> What to do: Your task is to write out the complete listing exactly as it is shown.

> Data:
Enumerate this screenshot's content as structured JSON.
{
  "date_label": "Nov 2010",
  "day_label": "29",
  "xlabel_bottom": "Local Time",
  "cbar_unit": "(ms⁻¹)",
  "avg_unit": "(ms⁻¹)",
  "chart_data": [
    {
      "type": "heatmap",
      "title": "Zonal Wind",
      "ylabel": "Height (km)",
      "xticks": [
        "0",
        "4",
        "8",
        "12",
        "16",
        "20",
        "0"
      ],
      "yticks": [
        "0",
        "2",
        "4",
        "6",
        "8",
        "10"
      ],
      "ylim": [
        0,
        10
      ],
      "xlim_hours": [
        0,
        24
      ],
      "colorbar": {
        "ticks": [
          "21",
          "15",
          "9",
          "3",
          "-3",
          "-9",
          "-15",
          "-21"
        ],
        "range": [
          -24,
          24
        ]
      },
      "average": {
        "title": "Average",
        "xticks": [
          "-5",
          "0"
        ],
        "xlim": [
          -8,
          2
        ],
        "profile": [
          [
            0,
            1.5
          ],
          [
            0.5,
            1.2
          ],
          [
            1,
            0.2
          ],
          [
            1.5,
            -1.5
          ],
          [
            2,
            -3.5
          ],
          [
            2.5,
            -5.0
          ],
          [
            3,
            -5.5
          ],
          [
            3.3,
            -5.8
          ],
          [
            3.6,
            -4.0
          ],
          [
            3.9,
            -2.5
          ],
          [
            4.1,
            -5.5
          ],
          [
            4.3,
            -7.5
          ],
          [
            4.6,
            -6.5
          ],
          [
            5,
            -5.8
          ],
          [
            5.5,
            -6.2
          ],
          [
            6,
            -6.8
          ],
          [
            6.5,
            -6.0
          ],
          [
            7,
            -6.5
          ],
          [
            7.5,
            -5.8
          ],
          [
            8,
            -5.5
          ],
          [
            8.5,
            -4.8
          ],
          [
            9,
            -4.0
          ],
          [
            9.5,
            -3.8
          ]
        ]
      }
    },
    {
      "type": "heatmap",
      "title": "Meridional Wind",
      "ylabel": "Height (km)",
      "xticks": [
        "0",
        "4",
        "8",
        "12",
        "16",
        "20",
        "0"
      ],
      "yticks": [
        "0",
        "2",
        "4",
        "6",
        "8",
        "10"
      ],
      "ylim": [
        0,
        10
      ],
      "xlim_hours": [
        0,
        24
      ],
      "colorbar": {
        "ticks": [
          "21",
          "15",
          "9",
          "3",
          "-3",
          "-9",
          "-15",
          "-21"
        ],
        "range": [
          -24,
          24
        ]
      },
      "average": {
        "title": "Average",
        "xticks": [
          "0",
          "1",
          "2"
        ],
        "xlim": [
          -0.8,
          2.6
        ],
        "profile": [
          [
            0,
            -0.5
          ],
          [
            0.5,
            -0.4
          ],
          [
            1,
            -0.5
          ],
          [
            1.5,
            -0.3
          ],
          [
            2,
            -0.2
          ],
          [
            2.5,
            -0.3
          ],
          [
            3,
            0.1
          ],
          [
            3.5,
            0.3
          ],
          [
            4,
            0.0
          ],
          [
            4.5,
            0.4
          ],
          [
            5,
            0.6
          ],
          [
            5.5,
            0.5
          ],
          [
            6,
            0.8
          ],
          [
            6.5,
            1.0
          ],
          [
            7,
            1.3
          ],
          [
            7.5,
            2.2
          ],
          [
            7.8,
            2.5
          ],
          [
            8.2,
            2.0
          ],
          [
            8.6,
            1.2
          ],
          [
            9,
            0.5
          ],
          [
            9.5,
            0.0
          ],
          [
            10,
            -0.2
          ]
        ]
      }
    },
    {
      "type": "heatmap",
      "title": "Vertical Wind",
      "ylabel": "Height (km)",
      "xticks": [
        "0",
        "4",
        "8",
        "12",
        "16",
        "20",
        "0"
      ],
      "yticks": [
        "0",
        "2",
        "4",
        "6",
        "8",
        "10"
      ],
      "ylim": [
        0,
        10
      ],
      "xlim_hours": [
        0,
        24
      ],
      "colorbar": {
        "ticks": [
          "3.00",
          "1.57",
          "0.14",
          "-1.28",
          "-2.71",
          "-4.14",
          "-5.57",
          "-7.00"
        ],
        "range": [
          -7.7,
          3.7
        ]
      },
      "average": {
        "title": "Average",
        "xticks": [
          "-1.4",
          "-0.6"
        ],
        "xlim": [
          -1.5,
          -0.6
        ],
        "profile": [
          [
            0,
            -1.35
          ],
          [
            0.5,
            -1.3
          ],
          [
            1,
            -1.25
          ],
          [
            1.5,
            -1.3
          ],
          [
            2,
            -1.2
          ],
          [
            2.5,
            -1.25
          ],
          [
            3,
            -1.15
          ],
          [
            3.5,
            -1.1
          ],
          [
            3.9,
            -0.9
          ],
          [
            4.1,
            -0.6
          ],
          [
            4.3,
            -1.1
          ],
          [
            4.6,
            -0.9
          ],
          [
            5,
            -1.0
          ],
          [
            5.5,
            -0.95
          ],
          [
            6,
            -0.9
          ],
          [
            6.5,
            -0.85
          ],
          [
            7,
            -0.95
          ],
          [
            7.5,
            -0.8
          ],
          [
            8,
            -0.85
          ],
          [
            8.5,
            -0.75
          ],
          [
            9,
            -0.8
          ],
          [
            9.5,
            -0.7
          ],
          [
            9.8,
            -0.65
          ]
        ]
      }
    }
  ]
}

> Solution:
Enumerate this screenshot's content as structured JSON.
{
  "date_label": "Nov 2010",
  "day_label": "29",
  "xlabel_bottom": "Local Time",
  "cbar_unit": "(ms⁻¹)",
  "avg_unit": "(ms⁻¹)",
  "chart_data": [
    {
      "type": "heatmap",
      "title": "Zonal Wind",
      "ylabel": "Height (km)",
      "xticks": [
        "0",
        "4",
        "8",
        "12",
        "16",
        "20",
        "0"
      ],
      "yticks": [
        "0",
        "2",
        "4",
        "6",
        "8",
        "10"
      ],
      "ylim": [
        0,
        10
      ],
      "xlim_hours": [
        0,
        24
      ],
      "colorbar": {
        "ticks": [
          "21",
          "15",
          "9",
          "3",
          "-3",
          "-9",
          "-15",
          "-21"
        ],
        "range": [
          -24,
          24
        ]
      },
      "average": {
        "title": "Average",
        "xticks": [
          "-5",
          "0"
        ],
        "xlim": [
          -8,
          2
        ],
        "profile": [
          [
            0,
            1.5
          ],
          [
            0.5,
            1.2
          ],
          [
            1,
            0.2
          ],
          [
            1.5,
            -1.5
          ],
          [
            2,
            -3.5
          ],
          [
            2.5,
            -5.0
          ],
          [
            3,
            -5.5
          ],
          [
            3.3,
            -5.8
          ],
          [
            3.6,
            -4.0
          ],
          [
            3.9,
            -2.5
          ],
          [
            4.1,
            -5.5
          ],
          [
            4.3,
            -7.5
          ],
          [
            4.6,
            -6.5
          ],
          [
            5,
            -5.8
          ],
          [
            5.5,
            -6.2
          ],
          [
            6,
            -6.8
          ],
          [
            6.5,
            -6.0
          ],
          [
            7,
            -6.5
          ],
          [
            7.5,
            -5.8
          ],
          [
            8,
            -5.5
          ],
          [
            8.5,
            -4.8
          ],
          [
            9,
            -4.0
          ],
          [
            9.5,
            -3.8
          ]
        ]
      }
    },
    {
      "type": "heatmap",
      "title": "Meridional Wind",
      "ylabel": "Height (km)",
      "xticks": [
        "0",
        "4",
        "8",
        "12",
        "16",
        "20",
        "0"
      ],
      "yticks": [
        "0",
        "2",
        "4",
        "6",
        "8",
        "10"
      ],
      "ylim": [
        0,
        10
      ],
      "xlim_hours": [
        0,
        24
      ],
      "colorbar": {
        "ticks": [
          "21",
          "15",
          "9",
          "3",
          "-3",
          "-9",
          "-15",
          "-21"
        ],
        "range": [
          -24,
          24
        ]
      },
      "average": {
        "title": "Average",
        "xticks": [
          "0",
          "1",
          "2"
        ],
        "xlim": [
          -0.8,
          2.6
        ],
        "profile": [
          [
            0,
            -0.5
          ],
          [
            0.5,
            -0.4
          ],
          [
            1,
            -0.5
          ],
          [
            1.5,
            -0.3
          ],
          [
            2,
            -0.2
          ],
          [
            2.5,
            -0.3
          ],
          [
            3,
            0.1
          ],
          [
            3.5,
            0.3
          ],
          [
            4,
            0.0
          ],
          [
            4.5,
            0.4
          ],
          [
            5,
            0.6
          ],
          [
            5.5,
            0.5
          ],
          [
            6,
            0.8
          ],
          [
            6.5,
            1.0
          ],
          [
            7,
            1.3
          ],
          [
            7.5,
            2.2
          ],
          [
            7.8,
            2.5
          ],
          [
            8.2,
            2.0
          ],
          [
            8.6,
            1.2
          ],
          [
            9,
            0.5
          ],
          [
            9.5,
            0.0
          ],
          [
            10,
            -0.2
          ]
        ]
      }
    },
    {
      "type": "heatmap",
      "title": "Vertical Wind",
      "ylabel": "Height (km)",
      "xticks": [
        "0",
        "4",
        "8",
        "12",
        "16",
        "20",
        "0"
      ],
      "yticks": [
        "0",
        "2",
        "4",
        "6",
        "8",
        "10"
      ],
      "ylim": [
        0,
        10
      ],
      "xlim_hours": [
        0,
        24
      ],
      "colorbar": {
        "ticks": [
          "3.00",
          "1.57",
          "0.14",
          "-1.28",
          "-2.71",
          "-4.14",
          "-5.57",
          "-7.00"
        ],
        "range": [
          -7.7,
          3.7
        ]
      },
      "average": {
        "title": "Average",
        "xticks": [
          "-1.4",
          "-0.6"
        ],
        "xlim": [
          -1.5,
          -0.6
        ],
        "profile": [
          [
            0,
            -1.35
          ],
          [
            0.5,
            -1.3
          ],
          [
            1,
            -1.25
          ],
          [
            1.5,
            -1.3
          ],
          [
            2,
            -1.2
          ],
          [
            2.5,
            -1.25
          ],
          [
            3,
            -1.15
          ],
          [
            3.5,
            -1.1
          ],
          [
            3.9,
            -0.9
          ],
          [
            4.1,
            -0.6
          ],
          [
            4.3,
            -1.1
          ],
          [
            4.6,
            -0.9
          ],
          [
            5,
            -1.0
          ],
          [
            5.5,
            -0.95
          ],
          [
            6,
            -0.9
          ],
          [
            6.5,
            -0.85
          ],
          [
            7,
            -0.95
          ],
          [
            7.5,
            -0.8
          ],
          [
            8,
            -0.85
          ],
          [
            8.5,
            -0.75
          ],
          [
            9,
            -0.8
          ],
          [
            9.5,
            -0.7
          ],
          [
            9.8,
            -0.65
          ]
        ]
      }
    }
  ]
}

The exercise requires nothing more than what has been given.